## [Description of the task]
The entries need to be copied exactly.

## [Exercise input]
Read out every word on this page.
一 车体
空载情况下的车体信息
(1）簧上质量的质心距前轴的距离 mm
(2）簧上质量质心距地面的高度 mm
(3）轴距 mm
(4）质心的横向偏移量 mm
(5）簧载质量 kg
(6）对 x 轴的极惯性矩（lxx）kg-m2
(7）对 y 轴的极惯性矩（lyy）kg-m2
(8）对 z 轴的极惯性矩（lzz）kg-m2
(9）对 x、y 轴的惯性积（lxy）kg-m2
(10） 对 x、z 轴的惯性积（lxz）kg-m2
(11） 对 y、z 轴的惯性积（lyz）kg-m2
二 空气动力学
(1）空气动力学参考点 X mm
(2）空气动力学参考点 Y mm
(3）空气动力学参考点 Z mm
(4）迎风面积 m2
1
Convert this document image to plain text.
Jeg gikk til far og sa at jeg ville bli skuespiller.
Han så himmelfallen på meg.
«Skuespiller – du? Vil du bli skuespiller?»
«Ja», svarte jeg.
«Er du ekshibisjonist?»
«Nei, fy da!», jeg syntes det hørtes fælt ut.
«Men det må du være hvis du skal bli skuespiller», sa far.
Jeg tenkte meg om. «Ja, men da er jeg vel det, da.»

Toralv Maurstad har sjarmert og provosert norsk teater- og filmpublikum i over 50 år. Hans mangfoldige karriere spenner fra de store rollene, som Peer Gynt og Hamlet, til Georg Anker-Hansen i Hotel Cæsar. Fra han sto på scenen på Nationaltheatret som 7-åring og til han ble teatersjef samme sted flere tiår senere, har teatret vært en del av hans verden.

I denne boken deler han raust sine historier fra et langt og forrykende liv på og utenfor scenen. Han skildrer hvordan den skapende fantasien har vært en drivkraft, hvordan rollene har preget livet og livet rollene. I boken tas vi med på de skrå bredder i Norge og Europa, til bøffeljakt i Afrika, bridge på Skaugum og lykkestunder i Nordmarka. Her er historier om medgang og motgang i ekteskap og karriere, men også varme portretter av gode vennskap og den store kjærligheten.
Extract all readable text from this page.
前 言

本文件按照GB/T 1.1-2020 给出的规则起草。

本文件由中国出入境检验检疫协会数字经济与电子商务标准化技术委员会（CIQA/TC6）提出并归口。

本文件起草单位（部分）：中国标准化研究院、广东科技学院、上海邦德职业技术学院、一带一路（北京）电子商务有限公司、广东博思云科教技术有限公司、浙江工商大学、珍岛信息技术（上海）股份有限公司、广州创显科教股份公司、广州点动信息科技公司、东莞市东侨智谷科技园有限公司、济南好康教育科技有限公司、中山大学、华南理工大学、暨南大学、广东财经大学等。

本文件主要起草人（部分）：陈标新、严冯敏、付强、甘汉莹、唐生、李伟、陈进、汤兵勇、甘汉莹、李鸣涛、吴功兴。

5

## [Completed task]
Read out every word on this page.
一 车体
空载情况下的车体信息
(1）簧上质量的质心距前轴的距离 mm
(2）簧上质量质心距地面的高度 mm
(3）轴距 mm
(4）质心的横向偏移量 mm
(5）簧载质量 kg
(6）对 x 轴的极惯性矩（lxx）kg-m2
(7）对 y 轴的极惯性矩（lyy）kg-m2
(8）对 z 轴的极惯性矩（lzz）kg-m2
(9）对 x、y 轴的惯性积（lxy）kg-m2
(10） 对 x、z 轴的惯性积（lxz）kg-m2
(11） 对 y、z 轴的惯性积（lyz）kg-m2
二 空气动力学
(1）空气动力学参考点 X mm
(2）空气动力学参考点 Y mm
(3）空气动力学参考点 Z mm
(4）迎风面积 m2
1
Convert this document image to plain text.
Jeg gikk til far og sa at jeg ville bli skuespiller.
Han så himmelfallen på meg.
«Skuespiller – du? Vil du bli skuespiller?»
«Ja», svarte jeg.
«Er du ekshibisjonist?»
«Nei, fy da!», jeg syntes det hørtes fælt ut.
«Men det må du være hvis du skal bli skuespiller», sa far.
Jeg tenkte meg om. «Ja, men da er jeg vel det, da.»

Toralv Maurstad har sjarmert og provosert norsk teater- og filmpublikum i over 50 år. Hans mangfoldige karriere spenner fra de store rollene, som Peer Gynt og Hamlet, til Georg Anker-Hansen i Hotel Cæsar. Fra han sto på scenen på Nationaltheatret som 7-åring og til han ble teatersjef samme sted flere tiår senere, har teatret vært en del av hans verden.

I denne boken deler han raust sine historier fra et langt og forrykende liv på og utenfor scenen. Han skildrer hvordan den skapende fantasien har vært en drivkraft, hvordan rollene har preget livet og livet rollene. I boken tas vi med på de skrå bredder i Norge og Europa, til bøffeljakt i Afrika, bridge på Skaugum og lykkestunder i Nordmarka. Her er historier om medgang og motgang i ekteskap og karriere, men også varme portretter av gode vennskap og den store kjærligheten.
Extract all readable text from this page.
前 言

本文件按照GB/T 1.1-2020 给出的规则起草。

本文件由中国出入境检验检疫协会数字经济与电子商务标准化技术委员会（CIQA/TC6）提出并归口。

本文件起草单位（部分）：中国标准化研究院、广东科技学院、上海邦德职业技术学院、一带一路（北京）电子商务有限公司、广东博思云科教技术有限公司、浙江工商大学、珍岛信息技术（上海）股份有限公司、广州创显科教股份公司、广州点动信息科技公司、东莞市东侨智谷科技园有限公司、济南好康教育科技有限公司、中山大学、华南理工大学、暨南大学、广东财经大学等。

本文件主要起草人（部分）：陈标新、严冯敏、付强、甘汉莹、唐生、李伟、陈进、汤兵勇、甘汉莹、李鸣涛、吴功兴。

5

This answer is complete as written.